=== SOURCE EXCERPT ===

4.9 The content and structure of the Website and the Platform, including texts, images, photos, logos, software, database and any other information contained on the Website or on the Platform, are protected by one or more intellectual property rights (including copyright) which are and remain the exclusive property of the Company. It is forbidden to (re)use or reproduce them in any way (apart from the normal use of the Services), and to remove or adapt in any way the references to intellectual property rights of the Platform (trademarks, trade names, copyrights, etc.) without the express, written and prior permission of the Company.
5. Services
5.1 The Subscription gives the Subscriber the right to benefit from the Services described in the Quote.
5.2 The General Terms of Sale shall apply to any Service subscribed by the Subscriber.
6. Updates
6.1 The Company reserves the right to modify, update and enhance the Services, Website or the Platform, at any time, including API versions, Platform versions, software components, interfaces, and underlying infrastructure (hereafter “Updates”).
6.2 The Subscriber must integrate the Updates within the timelines specified by Company. Company will maintain support for the deprecated version for a reasonable transition period as specified in the update notice. Company is not obligated to maintain deprecated versions indefinitely.
6.3 Following the migration deadline, use of deprecated versions is entirely at the Subscriber’s risk. Company shall have no obligation to support deprecated versions and shall not be liable for any consequences arising from their use, including security vulnerabilities, service degradation, or unavailability. Service Level Agreements do not apply to deprecated versions. Company may discontinue access to deprecated versions at any time.
6.4 In exceptional circumstances, Subscriber may request Extended Support for deprecated versions, subject to Company’s sole discretion and additional fees.
6.5 If Subscriber does not accept the Updates and can demonstrate clearly and convincingly to Company that the Update cause (or will cause) a substantial disruption in its use of the Services or significantly impacts the core functionality of the Services, the Subscriber must notify Company within fifteen (15) calendar Days of Company’s notice of the Update that he does not agree with such Update. In that case Company may, as the Subscriber’s sole remedy, permit the Subscriber to continue under the prior version of the Platform until Subscriber’s next renewal of Subscription term (after which the modified version will apply) or the Subscriber may terminate the Subscription.
7. Price, payment and activation
7.1 Recurring Services will be provided for a recurring fee, the amount of which is set forth in the Quote.
7.2 One-Time Services will be provided for a fee as set out in the Quote.
7.3 Amounts shown on the Website or communicated to the Subscriber should be understood to be in Euros and to exclude any applicable taxes (including VAT).
7.4 Any invoice objection must be raised within thirty (30) calendar days of issuance by email to accounting@abbove.com, specifying the reasons and disputed amount.Failing such objection within this period, the invoice shall be deemed accepted as to its basis and amount.
7.5 Each invoice specifies the due date for the payment of invoices which, in the absence of such mention, is set at thirty (30) calendar days from the date of the invoice. The Company reserves the right, with prior written notice and after allowing a reasonable period of time to the Subscriber, to immediately suspend the Subscription (and the access of the Users to the Platform) if the Subscriber remains in default of paying one or more bills, partially or in full. The Company also reserves the right to charge reactivation fees. If an invoice is not paid in full within the payment term, the Subscriber shall, automatically and without prior notice, owe damages equal to 15% of the invoice amount and with a minimum of EUR 185. Under the same conditions, the Subscriber will owe late payment interest on the invoice amount in application of the law of 2 August 2002 on combating late payment in commercial transactions.

=== AVAILABLE DATA ===

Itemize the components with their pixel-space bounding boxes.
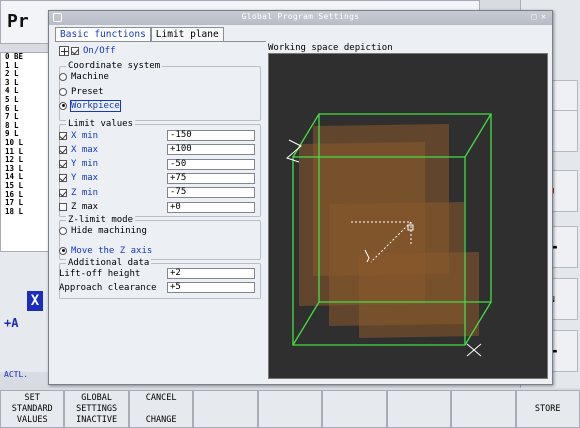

===

§ **INSTRUCTIONS TO FOLLOW**
Rewrite everything in the terms of service from "7. Price, payment" down to "out in the Quote.", changing "Quote" to "Order Form" wherever it appears.

§ **RESULT FOR THIS EXERCISE**
7. Price, payment and activation
7.1 Recurring Services will be provided for a recurring fee, the amount of which is set forth in the Order Form.
7.2 One-Time Services will be provided for a fee as set out in the Order Form.